Copy out each line of the material in which the word "sociálně" appears.

** begin Information shown **

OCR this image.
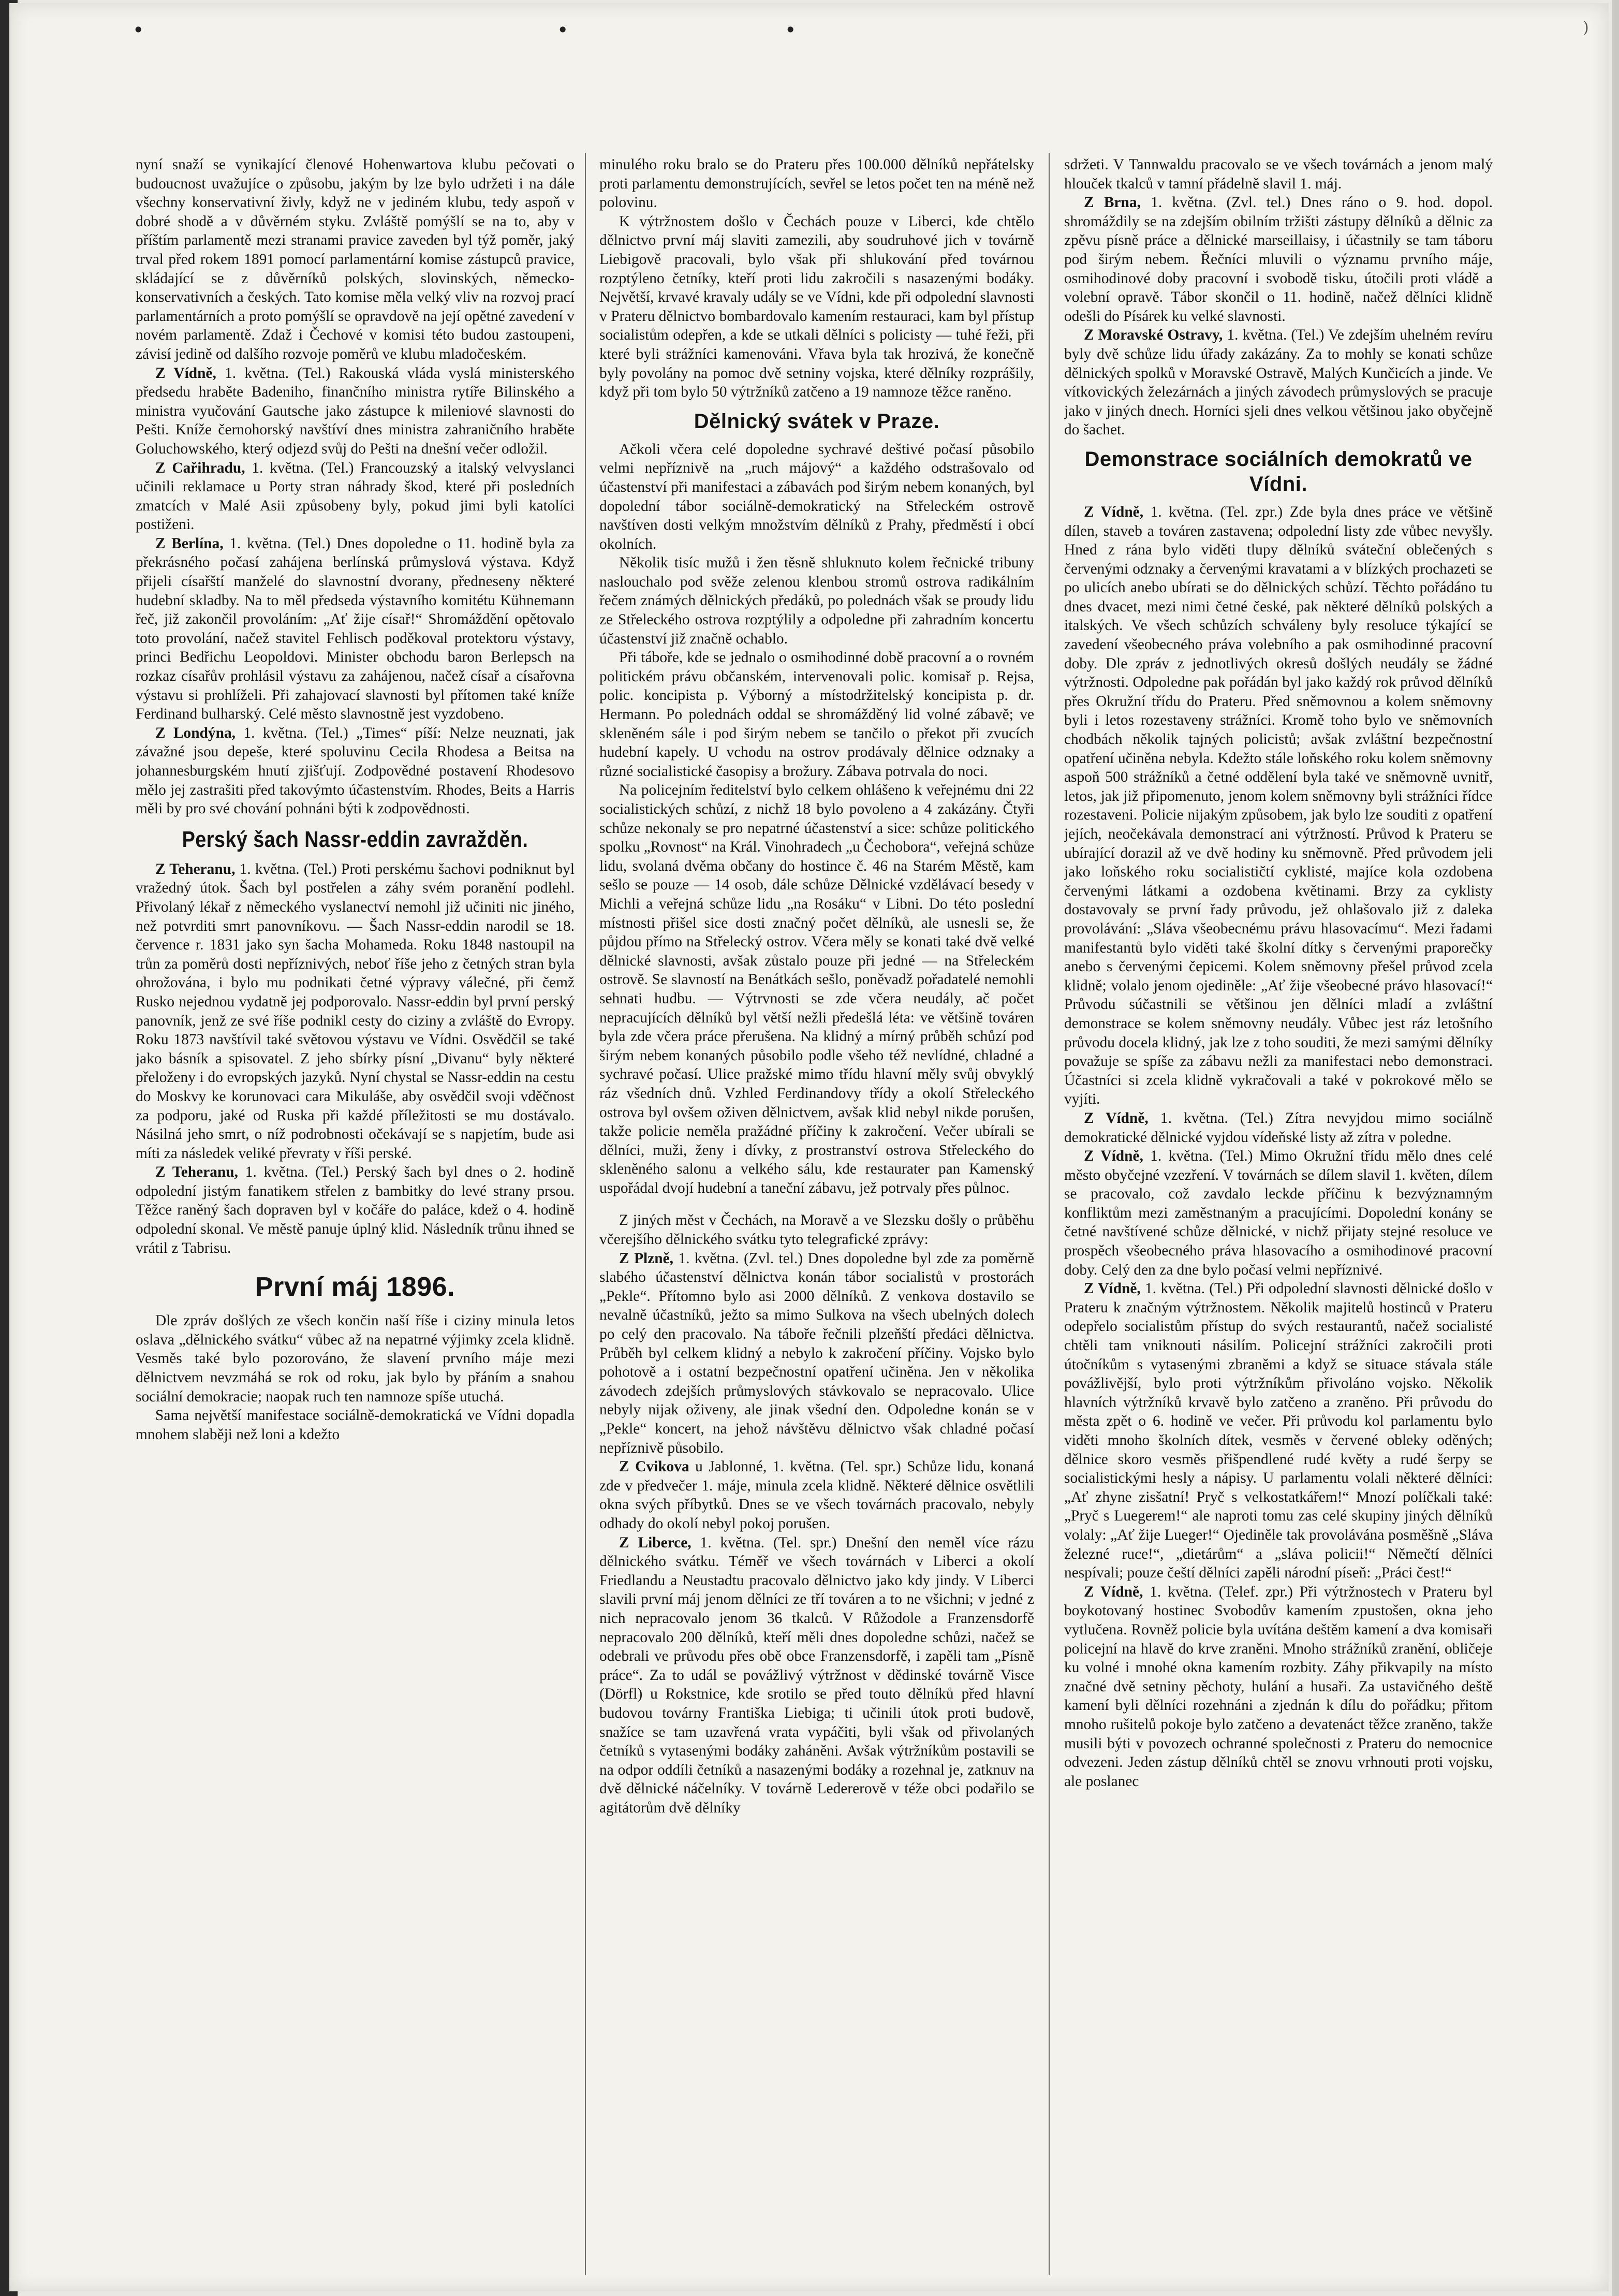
•	•	•	)

nyní snaží se vynikající členové Hohenwartova klubu pečovati o budoucnost uvažujíce o způsobu, jakým by lze bylo udržeti i na dále všechny konservativní živly, když ne v jediném klubu, tedy aspoň v dobré shodě a v důvěrném styku. Zvláště pomýšlí se na to, aby v příštím parlamentě mezi stranami pravice zaveden byl týž poměr, jaký trval před rokem 1891 pomocí parlamentární komise zástupců pravice, skládající se z důvěrníků polských, slovinských, německo-konservativních a českých. Tato komise měla velký vliv na rozvoj prací parlamentárních a proto pomýšlí se opravdově na její opětné zavedení v novém parlamentě. Zdaž i Čechové v komisi této budou zastoupeni, závisí jedině od dalšího rozvoje poměrů ve klubu mladočeském.

Z Vídně, 1. května. (Tel.) Rakouská vláda vyslá ministerského předsedu hraběte Badeniho, finančního ministra rytíře Bilinského a ministra vyučování Gautsche jako zástupce k mileniové slavnosti do Pešti. Kníže černohorský navštíví dnes ministra zahraničního hraběte Goluchowského, který odjezd svůj do Pešti na dnešní večer odložil.

Z Cařihradu, 1. května. (Tel.) Francouzský a italský velvyslanci učinili reklamace u Porty stran náhrady škod, které při posledních zmatcích v Malé Asii způsobeny byly, pokud jimi byli katolíci postiženi.

Z Berlína, 1. května. (Tel.) Dnes dopoledne o 11. hodině byla za překrásného počasí zahájena berlínská průmyslová výstava. Když přijeli císařští manželé do slavnostní dvorany, předneseny některé hudební skladby. Na to měl předseda výstavního komitétu Kühnemann řeč, již zakončil provoláním: „Ať žije císař!“ Shromáždění opětovalo toto provolání, načež stavitel Fehlisch poděkoval protektoru výstavy, princi Bedřichu Leopoldovi. Minister obchodu baron Berlepsch na rozkaz císařův prohlásil výstavu za zahájenou, načež císař a císařovna výstavu si prohlíželi. Při zahajovací slavnosti byl přítomen také kníže Ferdinand bulharský. Celé město slavnostně jest vyzdobeno.

Z Londýna, 1. května. (Tel.) „Times“ píší: Nelze neuznati, jak závažné jsou depeše, které spoluvinu Cecila Rhodesa a Beitsa na johannesburgském hnutí zjišťují. Zodpovědné postavení Rhodesovo mělo jej zastrašiti před takovýmto účastenstvím. Rhodes, Beits a Harris měli by pro své chování pohnáni býti k zodpovědnosti.

Perský šach Nassr-eddin zavražděn.

Z Teheranu, 1. května. (Tel.) Proti perskému šachovi podniknut byl vražedný útok. Šach byl postřelen a záhy svém poranění podlehl. Přivolaný lékař z německého vyslanectví nemohl již učiniti nic jiného, než potvrditi smrt panovníkovu. — Šach Nassr-eddin narodil se 18. července r. 1831 jako syn šacha Mohameda. Roku 1848 nastoupil na trůn za poměrů dosti nepříznivých, neboť říše jeho z četných stran byla ohrožována, i bylo mu podnikati četné výpravy válečné, při čemž Rusko nejednou vydatně jej podporovalo. Nassr-eddin byl první perský panovník, jenž ze své říše podnikl cesty do ciziny a zvláště do Evropy. Roku 1873 navštívil také světovou výstavu ve Vídni. Osvědčil se také jako básník a spisovatel. Z jeho sbírky písní „Divanu“ byly některé přeloženy i do evropských jazyků. Nyní chystal se Nassr-eddin na cestu do Moskvy ke korunovaci cara Mikuláše, aby osvědčil svoji vděčnost za podporu, jaké od Ruska při každé příležitosti se mu dostávalo. Násilná jeho smrt, o níž podrobnosti očekávají se s napjetím, bude asi míti za následek veliké převraty v říši perské.

Z Teheranu, 1. května. (Tel.) Perský šach byl dnes o 2. hodině odpolední jistým fanatikem střelen z bambitky do levé strany prsou. Těžce raněný šach dopraven byl v kočáře do paláce, kdež o 4. hodině odpolední skonal. Ve městě panuje úplný klid. Následník trůnu ihned se vrátil z Tabrisu.

První máj 1896.

Dle zpráv došlých ze všech končin naší říše i ciziny minula letos oslava „dělnického svátku“ vůbec až na nepatrné výjimky zcela klidně. Vesměs také bylo pozorováno, že slavení prvního máje mezi dělnictvem nevzmáhá se rok od roku, jak bylo by přáním a snahou sociální demokracie; naopak ruch ten namnoze spíše utuchá.

Sama největší manifestace sociálně-demokratická ve Vídni dopadla mnohem slaběji než loni a kdežto

minulého roku bralo se do Prateru přes 100.000 dělníků nepřátelsky proti parlamentu demonstrujících, sevřel se letos počet ten na méně než polovinu.

K výtržnostem došlo v Čechách pouze v Liberci, kde chtělo dělnictvo první máj slaviti zamezili, aby soudruhové jich v továrně Liebigově pracovali, bylo však při shlukování před továrnou rozptýleno četníky, kteří proti lidu zakročili s nasazenými bodáky. Největší, krvavé kravaly udály se ve Vídni, kde při odpolední slavnosti v Prateru dělnictvo bombardovalo kamením restauraci, kam byl přístup socialistům odepřen, a kde se utkali dělníci s policisty — tuhé řeži, při které byli strážníci kamenováni. Vřava byla tak hrozivá, že konečně byly povolány na pomoc dvě setniny vojska, které dělníky rozprášily, když při tom bylo 50 výtržníků zatčeno a 19 namnoze těžce raněno.

Dělnický svátek v Praze.

Ačkoli včera celé dopoledne sychravé deštivé počasí působilo velmi nepříznivě na „ruch májový“ a každého odstrašovalo od účastenství při manifestaci a zábavách pod širým nebem konaných, byl dopolední tábor sociálně-demokratický na Střeleckém ostrově navštíven dosti velkým množstvím dělníků z Prahy, předměstí i obcí okolních.

Několik tisíc mužů i žen těsně shluknuto kolem řečnické tribuny naslouchalo pod svěže zelenou klenbou stromů ostrova radikálním řečem známých dělnických předáků, po polednách však se proudy lidu ze Střeleckého ostrova rozptýlily a odpoledne při zahradním koncertu účastenství již značně ochablo.

Při táboře, kde se jednalo o osmihodinné době pracovní a o rovném politickém právu občanském, intervenovali polic. komisař p. Rejsa, polic. koncipista p. Výborný a místodržitelský koncipista p. dr. Hermann. Po polednách oddal se shromážděný lid volné zábavě; ve skleněném sále i pod širým nebem se tančilo o překot při zvucích hudební kapely. U vchodu na ostrov prodávaly dělnice odznaky a různé socialistické časopisy a brožury. Zábava potrvala do noci.

Na policejním ředitelství bylo celkem ohlášeno k veřejnému dni 22 socialistických schůzí, z nichž 18 bylo povoleno a 4 zakázány. Čtyři schůze nekonaly se pro nepatrné účastenství a sice: schůze politického spolku „Rovnost“ na Král. Vinohradech „u Čechoborа“, veřejná schůze lidu, svolaná dvěma občany do hostince č. 46 na Starém Městě, kam sešlo se pouze — 14 osob, dále schůze Dělnické vzdělávací besedy v Michli a veřejná schůze lidu „na Rosáku“ v Libni. Do této poslední místnosti přišel sice dosti značný počet dělníků, ale usnesli se, že půjdou přímo na Střelecký ostrov. Včera měly se konati také dvě velké dělnické slavnosti, avšak zůstalo pouze při jedné — na Střeleckém ostrově. Se slavností na Benátkách sešlo, poněvadž pořadatelé nemohli sehnati hudbu. — Výtrvnosti se zde včera neudály, ač počet nepracujících dělníků byl větší nežli předešlá léta: ve většině továren byla zde včera práce přerušena. Na klidný a mírný průběh schůzí pod širým nebem konaných působilo podle všeho též nevlídné, chladné a sychravé počasí. Ulice pražské mimo třídu hlavní měly svůj obvyklý ráz všedních dnů. Vzhled Ferdinandovy třídy a okolí Střeleckého ostrova byl ovšem oživen dělnictvem, avšak klid nebyl nikde porušen, takže policie neměla pražádné příčiny k zakročení. Večer ubírali se dělníci, muži, ženy i dívky, z prostranství ostrova Střeleckého do skleněného salonu a velkého sálu, kde restaurater pan Kamenský uspořádal dvojí hudební a taneční zábavu, jež potrvaly přes půlnoc.

Z jiných měst v Čechách, na Moravě a ve Slezsku došly o průběhu včerejšího dělnického svátku tyto telegrafické zprávy:

Z Plzně, 1. května. (Zvl. tel.) Dnes dopoledne byl zde za poměrně slabého účastenství dělnictva konán tábor socialistů v prostorách „Pekle“. Přítomno bylo asi 2000 dělníků. Z venkova dostavilo se nevalně účastníků, ježto sa mimo Sulkova na všech ubelných dolech po celý den pracovalo. Na táboře řečnili plzeňští předáci dělnictva. Průběh byl celkem klidný a nebylo k zakročení příčiny. Vojsko bylo pohotově a i ostatní bezpečnostní opatření učiněna. Jen v několika závodech zdejších průmyslových stávkovalo se nepracovalo. Ulice nebyly nijak oživeny, ale jinak všední den. Odpoledne konán se v „Pekle“ koncert, na jehož návštěvu dělnictvo však chladné počasí nepříznivě působilo.

Z Cvikova u Jablonné, 1. května. (Tel. spr.) Schůze lidu, konaná zde v předvečer 1. máje, minula zcela klidně. Některé dělnice osvětlili okna svých příbytků. Dnes se ve všech továrnách pracovalo, nebyly odhady do okolí nebyl pokoj porušen.

Z Liberce, 1. května. (Tel. spr.) Dnešní den neměl více rázu dělnického svátku. Téměř ve všech továrnách v Liberci a okolí Friedlandu a Neustadtu pracovalo dělnictvo jako kdy jindy. V Liberci slavili první máj jenom dělníci ze tří továren a to ne všichni; v jedné z nich nepracovalo jenom 36 tkalců. V Růžodole a Franzensdorfě nepracovalo 200 dělníků, kteří měli dnes dopoledne schůzi, načež se odebrali ve průvodu přes obě obce Franzensdorfě, i zapěli tam „Písně práce“. Za to udál se povážlivý výtržnost v dědinské továrně Visce (Dörfl) u Rokstnice, kde srotilo se před touto dělníků před hlavní budovou továrny Františka Liebiga; ti učinili útok proti budově, snažíce se tam uzavřená vrata vypáčiti, byli však od přivolaných četníků s vytasenými bodáky zaháněni. Avšak výtržníkům postavili se na odpor oddíli četníků a nasazenými bodáky a rozehnal je, zatknuv na dvě dělnické náčelníky. V továrně Ledererově v téže obci podařilo se agitátorům dvě dělníky

sdržeti. V Tannwaldu pracovalo se ve všech továrnách a jenom malý hlouček tkalců v tamní přádelně slavil 1. máj.

Z Brna, 1. května. (Zvl. tel.) Dnes ráno o 9. hod. dopol. shromáždily se na zdejším obilním tržišti zástupy dělníků a dělnic za zpěvu písně práce a dělnické marseillaisy, i účastnily se tam táboru pod širým nebem. Řečníci mluvili o významu prvního máje, osmihodinové doby pracovní i svobodě tisku, útočili proti vládě a volební opravě. Tábor skončil o 11. hodině, načež dělníci klidně odešli do Písárek ku velké slavnosti.

Z Moravské Ostravy, 1. května. (Tel.) Ve zdejším uhelném revíru byly dvě schůze lidu úřady zakázány. Za to mohly se konati schůze dělnických spolků v Moravské Ostravě, Malých Kunčicích a jinde. Ve vítkovických železárnách a jiných závodech průmyslových se pracuje jako v jiných dnech. Horníci sjeli dnes velkou většinou jako obyčejně do šachet.

Demonstrace sociálních demokratů ve Vídni.

Z Vídně, 1. května. (Tel. zpr.) Zde byla dnes práce ve většině dílen, staveb a továren zastavena; odpolední listy zde vůbec nevyšly. Hned z rána bylo viděti tlupy dělníků sváteční oblečených s červenými odznaky a červenými kravatami a v blízkých prochazeti se po ulicích anebo ubírati se do dělnických schůzí. Těchto pořádáno tu dnes dvacet, mezi nimi četné české, pak některé dělníků polských a italských. Ve všech schůzích schváleny byly resoluce týkající se zavedení všeobecného práva volebního a pak osmihodinné pracovní doby. Dle zpráv z jednotlivých okresů došlých neudály se žádné výtržnosti. Odpoledne pak pořádán byl jako každý rok průvod dělníků přes Okružní třídu do Prateru. Před sněmovnou a kolem sněmovny byli i letos rozestaveny strážníci. Kromě toho bylo ve sněmovních chodbách několik tajných policistů; avšak zvláštní bezpečnostní opatření učiněna nebyla. Kdežto stále loňského roku kolem sněmovny aspoň 500 strážníků a četné oddělení byla také ve sněmovně uvnitř, letos, jak již připomenuto, jenom kolem sněmovny byli strážníci řídce rozestaveni. Policie nijakým způsobem, jak bylo lze souditi z opatření jejích, neočekávala demonstrací ani výtržností. Průvod k Prateru se ubírající dorazil až ve dvě hodiny ku sněmovně. Před průvodem jeli jako loňského roku socialističtí cyklisté, majíce kola ozdobena červenými látkami a ozdobena květinami. Brzy za cyklisty dostavovaly se první řady průvodu, jež ohlašovalo již z daleka provolávání: „Sláva všeobecnému právu hlasovacímu“. Mezi řadami manifestantů bylo viděti také školní dítky s červenými praporečky anebo s červenými čepicemi. Kolem sněmovny přešel průvod zcela klidně; volalo jenom ojediněle: „Ať žije všeobecné právo hlasovací!“ Průvodu súčastnili se většinou jen dělníci mladí a zvláštní demonstrace se kolem sněmovny neudály. Vůbec jest ráz letošního průvodu docela klidný, jak lze z toho souditi, že mezi samými dělníky považuje se spíše za zábavu nežli za manifestaci nebo demonstraci. Účastníci si zcela klidně vykračovali a také v pokrokové mělo se vyjíti.

Z Vídně, 1. května. (Tel.) Zítra nevyjdou mimo sociálně demokratické dělnické vyjdou vídeňské listy až zítra v poledne.

Z Vídně, 1. května. (Tel.) Mimo Okružní třídu mělo dnes celé město obyčejné vzezření. V továrnách se dílem slavil 1. květen, dílem se pracovalo, což zavdalo leckde příčinu k bezvýznamným konfliktům mezi zaměstnaným a pracujícími. Dopolední konány se četné navštívené schůze dělnické, v nichž přijaty stejné resoluce ve prospěch všeobecného práva hlasovacího a osmihodinové pracovní doby. Celý den za dne bylo počasí velmi nepříznivé.

Z Vídně, 1. května. (Tel.) Při odpolední slavnosti dělnické došlo v Prateru k značným výtržnostem. Několik majitelů hostinců v Prateru odepřelo socialistům přístup do svých restaurantů, načež socialisté chtěli tam vniknouti násilím. Policejní strážníci zakročili proti útočníkům s vytasenými zbraněmi a když se situace stávala stále povážlivější, bylo proti výtržníkům přivoláno vojsko. Několik hlavních výtržníků krvavě bylo zatčeno a zraněno. Při průvodu do města zpět o 6. hodině ve večer. Při průvodu kol parlamentu bylo viděti mnoho školních dítek, vesměs v červené obleky oděných; dělnice skoro vesměs přišpendlené rudé květy a rudé šerpy se socialistickými hesly a nápisy. U parlamentu volali některé dělníci: „Ať zhyne zisšatní! Pryč s velkostatkářem!“ Mnozí políčkali také: „Pryč s Luegerem!“ ale naproti tomu zas celé skupiny jiných dělníků volaly: „Ať žije Lueger!“ Ojediněle tak provolávána posměšně „Sláva železné ruce!“, „dietárům“ a „sláva policii!“ Němečtí dělníci nespívali; pouze čeští dělníci zapěli národní píseň: „Práci čest!“

Z Vídně, 1. května. (Telef. zpr.) Při výtržnostech v Prateru byl boykotovaný hostinec Svobodův kamením zpustošen, okna jeho vytlučena. Rovněž policie byla uvítána deštěm kamení a dva komisaři policejní na hlavě do krve zraněni. Mnoho strážníků zranění, obličeje ku volné i mnohé okna kamením rozbity. Záhy přikvapily na místo značné dvě setniny pěchoty, hulání a husaři. Za ustavičného deště kamení byli dělníci rozehnáni a zjednán k dílu do pořádku; přitom mnoho rušitelů pokoje bylo zatčeno a devatenáct těžce zraněno, takže musili býti v povozech ochranné společnosti z Prateru do nemocnice odvezeni. Jeden zástup dělníků chtěl se znovu vrhnouti proti vojsku, ale poslanec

** end Information shown **

**Written solution:**
Sama největší manifestace sociálně-demokratická ve Vídni dopadla mnohem slaběji než loni a kdežto
Ačkoli včera celé dopoledne sychravé deštivé počasí působilo velmi nepříznivě na „ruch májový“ a každého odstrašovalo od účastenství při manifestaci a zábavách pod širým nebem konaných, byl dopolední tábor sociálně-demokratický na Střeleckém ostrově navštíven dosti velkým množstvím dělníků z Prahy, předměstí i obcí okolních.
Z Vídně, 1. května. (Tel.) Zítra nevyjdou mimo sociálně demokratické dělnické vyjdou vídeňské listy až zítra v poledne.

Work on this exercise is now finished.